**SET TASK**
Check each line of the listing below for the string "height", and copy the ones that have it.

— Start —

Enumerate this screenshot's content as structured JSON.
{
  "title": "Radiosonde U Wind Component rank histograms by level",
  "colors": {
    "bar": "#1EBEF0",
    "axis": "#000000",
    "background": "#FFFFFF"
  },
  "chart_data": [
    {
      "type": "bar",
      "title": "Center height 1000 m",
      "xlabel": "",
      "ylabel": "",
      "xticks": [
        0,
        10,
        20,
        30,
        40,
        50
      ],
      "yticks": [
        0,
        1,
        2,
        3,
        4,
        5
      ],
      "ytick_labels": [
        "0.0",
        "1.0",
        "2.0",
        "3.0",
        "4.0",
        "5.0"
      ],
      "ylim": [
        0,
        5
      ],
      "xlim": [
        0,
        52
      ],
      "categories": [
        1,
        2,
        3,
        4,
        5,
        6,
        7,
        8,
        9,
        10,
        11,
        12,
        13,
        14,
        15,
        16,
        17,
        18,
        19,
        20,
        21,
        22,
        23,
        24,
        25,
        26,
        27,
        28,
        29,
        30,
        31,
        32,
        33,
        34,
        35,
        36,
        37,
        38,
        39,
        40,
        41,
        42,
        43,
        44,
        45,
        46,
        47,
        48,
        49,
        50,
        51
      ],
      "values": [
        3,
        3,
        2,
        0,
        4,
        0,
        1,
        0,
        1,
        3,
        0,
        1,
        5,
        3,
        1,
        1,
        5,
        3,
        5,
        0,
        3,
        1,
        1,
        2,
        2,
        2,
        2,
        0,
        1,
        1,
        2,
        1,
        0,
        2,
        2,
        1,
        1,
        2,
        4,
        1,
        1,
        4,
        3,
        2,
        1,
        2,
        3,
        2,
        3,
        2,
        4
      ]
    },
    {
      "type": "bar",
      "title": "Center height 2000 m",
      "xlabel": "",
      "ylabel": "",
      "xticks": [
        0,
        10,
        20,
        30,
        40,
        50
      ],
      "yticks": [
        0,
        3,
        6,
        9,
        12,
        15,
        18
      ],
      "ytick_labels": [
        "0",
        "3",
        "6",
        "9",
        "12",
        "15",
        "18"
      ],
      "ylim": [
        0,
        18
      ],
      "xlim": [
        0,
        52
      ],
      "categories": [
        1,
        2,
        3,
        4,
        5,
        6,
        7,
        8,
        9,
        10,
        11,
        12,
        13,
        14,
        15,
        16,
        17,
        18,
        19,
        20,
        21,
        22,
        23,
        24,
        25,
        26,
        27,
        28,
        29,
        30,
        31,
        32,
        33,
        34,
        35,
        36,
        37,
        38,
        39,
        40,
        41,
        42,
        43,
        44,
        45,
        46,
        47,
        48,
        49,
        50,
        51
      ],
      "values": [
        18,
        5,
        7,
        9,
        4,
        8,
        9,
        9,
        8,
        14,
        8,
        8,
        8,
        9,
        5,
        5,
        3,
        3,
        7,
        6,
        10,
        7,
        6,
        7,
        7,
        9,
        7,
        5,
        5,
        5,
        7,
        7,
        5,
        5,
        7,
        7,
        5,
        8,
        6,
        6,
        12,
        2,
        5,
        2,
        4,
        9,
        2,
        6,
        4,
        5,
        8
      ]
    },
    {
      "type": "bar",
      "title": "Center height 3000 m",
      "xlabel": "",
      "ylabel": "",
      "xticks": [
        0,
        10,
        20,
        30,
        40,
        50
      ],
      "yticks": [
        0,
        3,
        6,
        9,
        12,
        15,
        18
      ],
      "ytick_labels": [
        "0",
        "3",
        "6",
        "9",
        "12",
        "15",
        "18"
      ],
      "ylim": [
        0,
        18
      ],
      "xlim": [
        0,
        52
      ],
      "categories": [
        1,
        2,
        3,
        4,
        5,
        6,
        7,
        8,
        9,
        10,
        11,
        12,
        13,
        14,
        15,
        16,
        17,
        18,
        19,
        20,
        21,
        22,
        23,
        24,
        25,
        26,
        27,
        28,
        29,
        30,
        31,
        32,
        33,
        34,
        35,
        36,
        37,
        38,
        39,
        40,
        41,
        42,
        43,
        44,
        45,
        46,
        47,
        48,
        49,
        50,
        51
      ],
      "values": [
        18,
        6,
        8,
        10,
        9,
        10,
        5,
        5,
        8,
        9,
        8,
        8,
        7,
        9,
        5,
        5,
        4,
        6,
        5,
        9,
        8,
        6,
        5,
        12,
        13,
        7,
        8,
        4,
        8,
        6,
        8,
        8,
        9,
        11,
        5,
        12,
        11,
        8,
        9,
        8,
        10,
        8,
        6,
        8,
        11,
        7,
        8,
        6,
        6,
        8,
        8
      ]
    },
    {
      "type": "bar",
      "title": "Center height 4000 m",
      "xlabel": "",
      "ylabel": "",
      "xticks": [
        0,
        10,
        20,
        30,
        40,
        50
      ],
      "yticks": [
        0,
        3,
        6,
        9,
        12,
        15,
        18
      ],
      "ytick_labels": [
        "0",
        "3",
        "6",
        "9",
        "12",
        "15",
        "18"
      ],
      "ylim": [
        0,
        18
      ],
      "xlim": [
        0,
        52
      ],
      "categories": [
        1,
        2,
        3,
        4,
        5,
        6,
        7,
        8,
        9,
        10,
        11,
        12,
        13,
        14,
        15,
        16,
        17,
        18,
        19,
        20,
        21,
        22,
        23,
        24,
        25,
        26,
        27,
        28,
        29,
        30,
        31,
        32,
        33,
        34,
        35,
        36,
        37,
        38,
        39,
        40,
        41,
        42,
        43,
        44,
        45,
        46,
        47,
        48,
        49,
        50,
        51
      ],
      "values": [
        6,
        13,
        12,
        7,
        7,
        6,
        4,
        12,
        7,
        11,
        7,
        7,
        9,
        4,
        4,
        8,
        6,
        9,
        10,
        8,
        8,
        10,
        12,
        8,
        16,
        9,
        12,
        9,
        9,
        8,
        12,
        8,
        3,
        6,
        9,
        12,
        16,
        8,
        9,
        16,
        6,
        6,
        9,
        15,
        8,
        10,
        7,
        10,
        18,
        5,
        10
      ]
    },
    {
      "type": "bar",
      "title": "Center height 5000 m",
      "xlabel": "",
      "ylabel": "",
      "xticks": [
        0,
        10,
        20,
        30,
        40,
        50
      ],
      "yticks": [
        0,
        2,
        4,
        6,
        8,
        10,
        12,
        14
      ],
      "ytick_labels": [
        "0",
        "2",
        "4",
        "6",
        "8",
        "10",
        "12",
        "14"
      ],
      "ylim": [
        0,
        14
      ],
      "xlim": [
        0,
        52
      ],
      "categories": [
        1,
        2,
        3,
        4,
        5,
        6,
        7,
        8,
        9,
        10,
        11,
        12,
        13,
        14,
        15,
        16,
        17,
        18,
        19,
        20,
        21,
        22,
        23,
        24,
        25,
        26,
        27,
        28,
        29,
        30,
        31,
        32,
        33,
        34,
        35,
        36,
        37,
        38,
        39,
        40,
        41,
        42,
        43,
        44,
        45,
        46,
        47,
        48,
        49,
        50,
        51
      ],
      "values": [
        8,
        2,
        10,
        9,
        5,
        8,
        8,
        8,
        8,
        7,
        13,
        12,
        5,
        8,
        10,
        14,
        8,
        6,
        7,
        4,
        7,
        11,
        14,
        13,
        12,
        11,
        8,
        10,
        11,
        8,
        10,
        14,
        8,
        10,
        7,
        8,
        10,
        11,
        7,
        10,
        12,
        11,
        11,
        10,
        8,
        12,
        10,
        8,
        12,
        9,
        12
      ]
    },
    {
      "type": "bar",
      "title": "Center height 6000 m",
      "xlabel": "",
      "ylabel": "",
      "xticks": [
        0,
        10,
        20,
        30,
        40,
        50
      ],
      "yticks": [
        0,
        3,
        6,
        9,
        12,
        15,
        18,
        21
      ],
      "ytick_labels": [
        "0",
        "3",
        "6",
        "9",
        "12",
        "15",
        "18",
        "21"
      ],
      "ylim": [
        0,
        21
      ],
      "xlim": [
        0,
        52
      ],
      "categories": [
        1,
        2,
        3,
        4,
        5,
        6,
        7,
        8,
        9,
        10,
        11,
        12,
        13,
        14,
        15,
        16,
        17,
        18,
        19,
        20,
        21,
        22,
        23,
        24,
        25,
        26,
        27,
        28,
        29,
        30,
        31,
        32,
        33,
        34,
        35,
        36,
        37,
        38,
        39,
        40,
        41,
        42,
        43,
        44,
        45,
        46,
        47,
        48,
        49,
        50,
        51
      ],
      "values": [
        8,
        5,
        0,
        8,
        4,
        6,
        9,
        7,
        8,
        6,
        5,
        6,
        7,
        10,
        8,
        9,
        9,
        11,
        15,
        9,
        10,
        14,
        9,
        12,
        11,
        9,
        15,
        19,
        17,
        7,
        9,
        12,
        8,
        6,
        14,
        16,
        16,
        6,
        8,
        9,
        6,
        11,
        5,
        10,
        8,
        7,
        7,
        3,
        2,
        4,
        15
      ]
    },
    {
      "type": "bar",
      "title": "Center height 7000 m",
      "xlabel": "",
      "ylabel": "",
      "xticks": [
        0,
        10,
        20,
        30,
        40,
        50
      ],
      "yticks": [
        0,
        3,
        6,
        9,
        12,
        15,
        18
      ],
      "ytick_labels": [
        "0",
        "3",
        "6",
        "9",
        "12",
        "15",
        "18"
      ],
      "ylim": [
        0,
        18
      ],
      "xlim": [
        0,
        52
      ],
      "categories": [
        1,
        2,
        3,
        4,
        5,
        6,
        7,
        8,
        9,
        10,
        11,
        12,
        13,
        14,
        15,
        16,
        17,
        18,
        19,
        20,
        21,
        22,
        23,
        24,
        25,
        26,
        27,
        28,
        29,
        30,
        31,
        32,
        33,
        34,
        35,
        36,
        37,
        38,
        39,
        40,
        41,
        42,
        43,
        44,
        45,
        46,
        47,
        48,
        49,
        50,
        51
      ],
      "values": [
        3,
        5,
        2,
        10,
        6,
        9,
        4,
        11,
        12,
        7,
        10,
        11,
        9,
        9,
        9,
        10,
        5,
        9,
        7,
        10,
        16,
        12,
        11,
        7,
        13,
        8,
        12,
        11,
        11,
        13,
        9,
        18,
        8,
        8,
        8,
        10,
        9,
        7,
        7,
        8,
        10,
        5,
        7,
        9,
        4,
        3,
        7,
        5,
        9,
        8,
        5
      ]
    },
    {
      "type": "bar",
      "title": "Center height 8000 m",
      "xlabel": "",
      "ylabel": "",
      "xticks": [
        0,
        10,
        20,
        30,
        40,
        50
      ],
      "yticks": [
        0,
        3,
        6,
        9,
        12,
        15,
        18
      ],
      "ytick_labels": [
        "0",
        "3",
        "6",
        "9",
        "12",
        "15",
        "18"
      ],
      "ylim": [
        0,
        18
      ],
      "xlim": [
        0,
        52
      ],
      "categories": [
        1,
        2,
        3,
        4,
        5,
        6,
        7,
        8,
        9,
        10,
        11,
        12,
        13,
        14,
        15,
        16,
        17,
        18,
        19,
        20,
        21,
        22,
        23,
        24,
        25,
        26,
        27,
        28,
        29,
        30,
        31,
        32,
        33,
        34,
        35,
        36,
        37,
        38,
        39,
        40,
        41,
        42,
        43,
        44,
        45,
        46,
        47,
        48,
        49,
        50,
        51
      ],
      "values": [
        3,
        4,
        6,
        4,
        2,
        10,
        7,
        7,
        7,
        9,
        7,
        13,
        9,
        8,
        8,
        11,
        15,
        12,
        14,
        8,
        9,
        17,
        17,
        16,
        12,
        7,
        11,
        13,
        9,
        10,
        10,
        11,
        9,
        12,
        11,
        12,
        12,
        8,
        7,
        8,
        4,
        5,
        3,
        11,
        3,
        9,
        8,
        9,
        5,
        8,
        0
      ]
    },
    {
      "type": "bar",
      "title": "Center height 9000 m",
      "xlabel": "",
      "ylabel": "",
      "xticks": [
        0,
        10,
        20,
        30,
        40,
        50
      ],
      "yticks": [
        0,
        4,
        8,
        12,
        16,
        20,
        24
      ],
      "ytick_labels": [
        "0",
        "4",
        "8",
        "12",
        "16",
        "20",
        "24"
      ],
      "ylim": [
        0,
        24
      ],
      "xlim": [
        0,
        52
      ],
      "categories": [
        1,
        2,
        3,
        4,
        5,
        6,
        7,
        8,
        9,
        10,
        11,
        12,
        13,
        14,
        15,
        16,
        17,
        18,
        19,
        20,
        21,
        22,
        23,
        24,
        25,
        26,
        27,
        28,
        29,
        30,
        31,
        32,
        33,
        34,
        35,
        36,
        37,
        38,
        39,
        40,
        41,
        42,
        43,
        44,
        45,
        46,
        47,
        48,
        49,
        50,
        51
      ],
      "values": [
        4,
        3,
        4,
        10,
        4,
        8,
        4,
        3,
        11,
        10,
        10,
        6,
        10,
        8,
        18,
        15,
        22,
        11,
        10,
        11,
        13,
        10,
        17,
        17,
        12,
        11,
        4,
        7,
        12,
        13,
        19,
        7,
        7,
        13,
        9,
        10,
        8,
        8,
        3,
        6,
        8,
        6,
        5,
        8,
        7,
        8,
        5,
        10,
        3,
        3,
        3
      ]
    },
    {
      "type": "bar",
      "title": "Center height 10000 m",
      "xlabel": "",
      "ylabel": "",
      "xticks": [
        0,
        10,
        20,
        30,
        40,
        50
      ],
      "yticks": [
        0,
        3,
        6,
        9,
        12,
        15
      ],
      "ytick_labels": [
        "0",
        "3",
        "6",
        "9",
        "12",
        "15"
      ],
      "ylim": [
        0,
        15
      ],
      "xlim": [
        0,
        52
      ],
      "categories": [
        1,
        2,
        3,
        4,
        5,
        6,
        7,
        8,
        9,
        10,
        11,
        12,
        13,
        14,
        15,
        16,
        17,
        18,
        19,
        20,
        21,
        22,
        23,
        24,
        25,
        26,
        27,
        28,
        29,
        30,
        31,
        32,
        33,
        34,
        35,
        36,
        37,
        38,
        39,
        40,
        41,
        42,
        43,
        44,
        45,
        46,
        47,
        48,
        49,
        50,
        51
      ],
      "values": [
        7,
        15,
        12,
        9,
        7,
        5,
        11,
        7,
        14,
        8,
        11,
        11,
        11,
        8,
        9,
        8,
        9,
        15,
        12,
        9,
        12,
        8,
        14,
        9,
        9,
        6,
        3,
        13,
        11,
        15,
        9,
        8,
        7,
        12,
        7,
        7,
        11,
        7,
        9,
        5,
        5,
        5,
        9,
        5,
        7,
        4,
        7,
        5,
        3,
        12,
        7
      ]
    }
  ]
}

— End —

**TASK RESPONSE**
      "title": "Center height 1000 m",
      "title": "Center height 2000 m",
      "title": "Center height 3000 m",
      "title": "Center height 4000 m",
      "title": "Center height 5000 m",
      "title": "Center height 6000 m",
      "title": "Center height 7000 m",
      "title": "Center height 8000 m",
      "title": "Center height 9000 m",
      "title": "Center height 10000 m",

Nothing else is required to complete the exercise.